§ **EXERCISE**
All of the data that follows should be retyped exactly, please, except the pictures.

------ DATA EXCERPTS ------

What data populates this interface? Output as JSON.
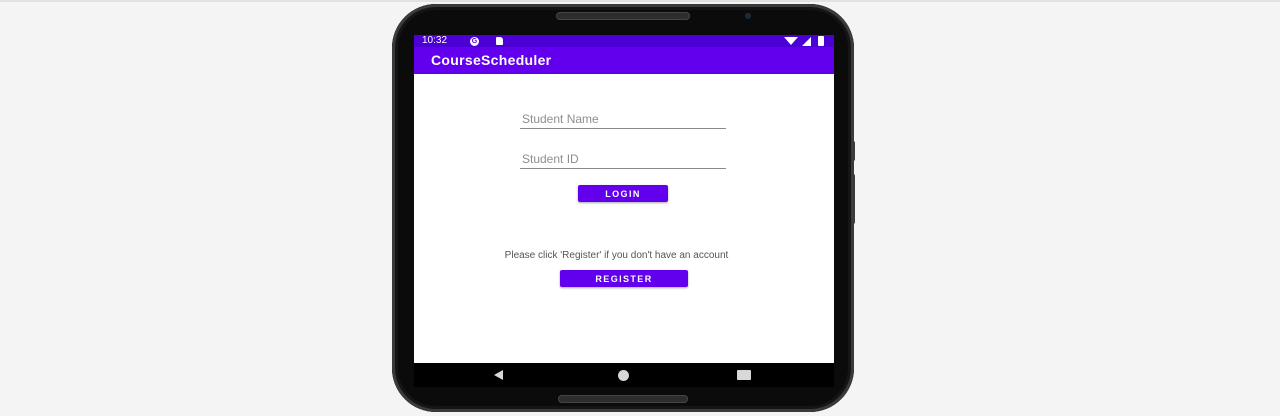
{
  "status_bar": {
    "time": "10:32",
    "icons": [
      "google-icon",
      "sd-card-icon",
      "wifi-icon",
      "signal-icon",
      "battery-icon"
    ]
  },
  "app_bar": {
    "title": "CourseScheduler"
  },
  "form": {
    "student_name_placeholder": "Student Name",
    "student_id_placeholder": "Student ID",
    "login_label": "LOGIN"
  },
  "register_section": {
    "hint": "Please click 'Register' if you don't have an account",
    "register_label": "REGISTER"
  },
  "nav_bar": {
    "icons": [
      "back-icon",
      "home-icon",
      "recents-icon"
    ]
  },
  "colors": {
    "primary": "#6200ee",
    "primary_dark": "#4c00d6",
    "background": "#f4f4f4"
  }
}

------

§ **COMPLETED TASK**
What data populates this interface? Output as JSON.
{
  "status_bar": {
    "time": "10:32",
    "icons": [
      "google-icon",
      "sd-card-icon",
      "wifi-icon",
      "signal-icon",
      "battery-icon"
    ]
  },
  "app_bar": {
    "title": "CourseScheduler"
  },
  "form": {
    "student_name_placeholder": "Student Name",
    "student_id_placeholder": "Student ID",
    "login_label": "LOGIN"
  },
  "register_section": {
    "hint": "Please click 'Register' if you don't have an account",
    "register_label": "REGISTER"
  },
  "nav_bar": {
    "icons": [
      "back-icon",
      "home-icon",
      "recents-icon"
    ]
  },
  "colors": {
    "primary": "#6200ee",
    "primary_dark": "#4c00d6",
    "background": "#f4f4f4"
  }
}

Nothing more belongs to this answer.